Supplied material start
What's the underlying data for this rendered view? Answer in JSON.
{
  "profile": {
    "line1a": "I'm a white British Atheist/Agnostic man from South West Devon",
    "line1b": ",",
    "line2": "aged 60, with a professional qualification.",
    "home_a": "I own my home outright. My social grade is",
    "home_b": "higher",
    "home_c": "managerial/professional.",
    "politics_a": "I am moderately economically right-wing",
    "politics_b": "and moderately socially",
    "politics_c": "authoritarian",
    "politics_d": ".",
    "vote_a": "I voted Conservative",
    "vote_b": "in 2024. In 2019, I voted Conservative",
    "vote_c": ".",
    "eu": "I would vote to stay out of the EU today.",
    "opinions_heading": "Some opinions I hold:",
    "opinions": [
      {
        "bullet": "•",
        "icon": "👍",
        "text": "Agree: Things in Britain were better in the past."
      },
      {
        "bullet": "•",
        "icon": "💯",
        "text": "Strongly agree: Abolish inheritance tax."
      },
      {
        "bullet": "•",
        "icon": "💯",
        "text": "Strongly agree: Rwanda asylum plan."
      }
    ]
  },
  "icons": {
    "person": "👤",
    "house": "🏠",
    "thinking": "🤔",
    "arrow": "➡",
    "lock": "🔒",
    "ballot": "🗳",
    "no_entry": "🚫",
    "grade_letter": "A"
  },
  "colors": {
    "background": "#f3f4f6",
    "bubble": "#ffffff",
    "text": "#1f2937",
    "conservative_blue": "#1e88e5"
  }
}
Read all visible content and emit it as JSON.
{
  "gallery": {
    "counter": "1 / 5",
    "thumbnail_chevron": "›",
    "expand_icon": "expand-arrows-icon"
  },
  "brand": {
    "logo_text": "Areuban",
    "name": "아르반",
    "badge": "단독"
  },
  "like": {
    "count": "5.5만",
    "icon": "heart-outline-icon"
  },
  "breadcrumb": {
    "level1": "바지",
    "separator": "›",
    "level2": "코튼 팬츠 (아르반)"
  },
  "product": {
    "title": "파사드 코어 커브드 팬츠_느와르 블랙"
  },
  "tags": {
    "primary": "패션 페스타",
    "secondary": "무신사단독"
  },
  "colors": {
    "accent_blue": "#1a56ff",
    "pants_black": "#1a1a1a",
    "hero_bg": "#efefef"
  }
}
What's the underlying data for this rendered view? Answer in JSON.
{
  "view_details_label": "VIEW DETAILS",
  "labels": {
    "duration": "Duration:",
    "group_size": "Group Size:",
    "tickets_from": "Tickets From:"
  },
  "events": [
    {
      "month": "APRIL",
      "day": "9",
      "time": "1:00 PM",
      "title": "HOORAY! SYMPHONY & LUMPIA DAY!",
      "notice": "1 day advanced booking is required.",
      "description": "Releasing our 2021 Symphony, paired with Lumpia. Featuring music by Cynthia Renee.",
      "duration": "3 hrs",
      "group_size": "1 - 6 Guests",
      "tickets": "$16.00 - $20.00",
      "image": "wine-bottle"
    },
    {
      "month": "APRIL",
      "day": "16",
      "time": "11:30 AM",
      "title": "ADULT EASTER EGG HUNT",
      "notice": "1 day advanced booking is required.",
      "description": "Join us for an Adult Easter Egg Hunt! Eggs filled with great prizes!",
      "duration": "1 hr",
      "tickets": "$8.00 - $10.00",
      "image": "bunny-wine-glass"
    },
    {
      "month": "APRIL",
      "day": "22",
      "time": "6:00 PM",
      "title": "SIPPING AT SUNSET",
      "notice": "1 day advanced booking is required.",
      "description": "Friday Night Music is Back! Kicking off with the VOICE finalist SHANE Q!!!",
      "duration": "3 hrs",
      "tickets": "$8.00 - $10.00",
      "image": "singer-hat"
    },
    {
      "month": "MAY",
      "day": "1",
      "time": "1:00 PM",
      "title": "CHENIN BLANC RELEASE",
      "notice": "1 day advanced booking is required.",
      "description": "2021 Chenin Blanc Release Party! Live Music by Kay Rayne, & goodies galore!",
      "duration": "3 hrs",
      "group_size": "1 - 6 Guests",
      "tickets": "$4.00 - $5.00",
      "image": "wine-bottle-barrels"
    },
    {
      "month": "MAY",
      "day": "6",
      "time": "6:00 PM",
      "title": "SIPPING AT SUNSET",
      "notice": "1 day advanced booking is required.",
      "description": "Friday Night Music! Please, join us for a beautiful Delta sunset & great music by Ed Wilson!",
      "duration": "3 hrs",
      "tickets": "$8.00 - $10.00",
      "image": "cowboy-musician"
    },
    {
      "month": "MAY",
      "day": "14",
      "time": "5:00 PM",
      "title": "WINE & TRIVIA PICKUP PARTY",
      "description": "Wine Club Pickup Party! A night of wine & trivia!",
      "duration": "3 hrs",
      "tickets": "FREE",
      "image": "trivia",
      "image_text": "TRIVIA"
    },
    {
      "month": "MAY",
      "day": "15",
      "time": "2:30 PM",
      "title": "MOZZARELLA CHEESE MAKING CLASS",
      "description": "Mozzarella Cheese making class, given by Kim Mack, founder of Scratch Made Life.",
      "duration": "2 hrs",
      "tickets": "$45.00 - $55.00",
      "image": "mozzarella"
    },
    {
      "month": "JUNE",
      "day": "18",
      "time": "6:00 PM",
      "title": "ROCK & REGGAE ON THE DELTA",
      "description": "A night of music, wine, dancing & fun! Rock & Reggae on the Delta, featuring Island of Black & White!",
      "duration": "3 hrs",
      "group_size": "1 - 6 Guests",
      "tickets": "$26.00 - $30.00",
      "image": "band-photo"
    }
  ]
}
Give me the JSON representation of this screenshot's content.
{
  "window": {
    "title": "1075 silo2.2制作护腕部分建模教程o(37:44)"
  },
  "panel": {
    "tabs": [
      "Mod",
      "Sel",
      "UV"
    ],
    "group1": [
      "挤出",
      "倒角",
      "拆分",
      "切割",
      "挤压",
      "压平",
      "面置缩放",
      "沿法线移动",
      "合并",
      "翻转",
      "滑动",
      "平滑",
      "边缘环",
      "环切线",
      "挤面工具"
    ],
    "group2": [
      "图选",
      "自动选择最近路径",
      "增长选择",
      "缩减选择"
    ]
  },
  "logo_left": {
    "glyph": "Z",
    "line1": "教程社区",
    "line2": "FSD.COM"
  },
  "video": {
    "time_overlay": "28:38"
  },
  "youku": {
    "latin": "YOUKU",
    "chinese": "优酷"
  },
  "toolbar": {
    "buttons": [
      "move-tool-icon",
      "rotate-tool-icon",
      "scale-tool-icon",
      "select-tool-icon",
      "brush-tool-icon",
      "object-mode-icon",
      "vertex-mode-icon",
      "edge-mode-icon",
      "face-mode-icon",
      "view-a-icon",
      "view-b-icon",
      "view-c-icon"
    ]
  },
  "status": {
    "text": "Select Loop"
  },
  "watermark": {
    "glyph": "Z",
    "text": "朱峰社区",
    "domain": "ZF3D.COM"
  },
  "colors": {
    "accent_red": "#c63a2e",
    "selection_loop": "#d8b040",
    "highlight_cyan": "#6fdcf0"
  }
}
Supplied material end
• Task requirements:
Find every line in the records above that contains the word "Strongly", and copy each one.

• Task output:
        "text": "Strongly agree: Abolish inheritance tax."
        "text": "Strongly agree: Rwanda asylum plan."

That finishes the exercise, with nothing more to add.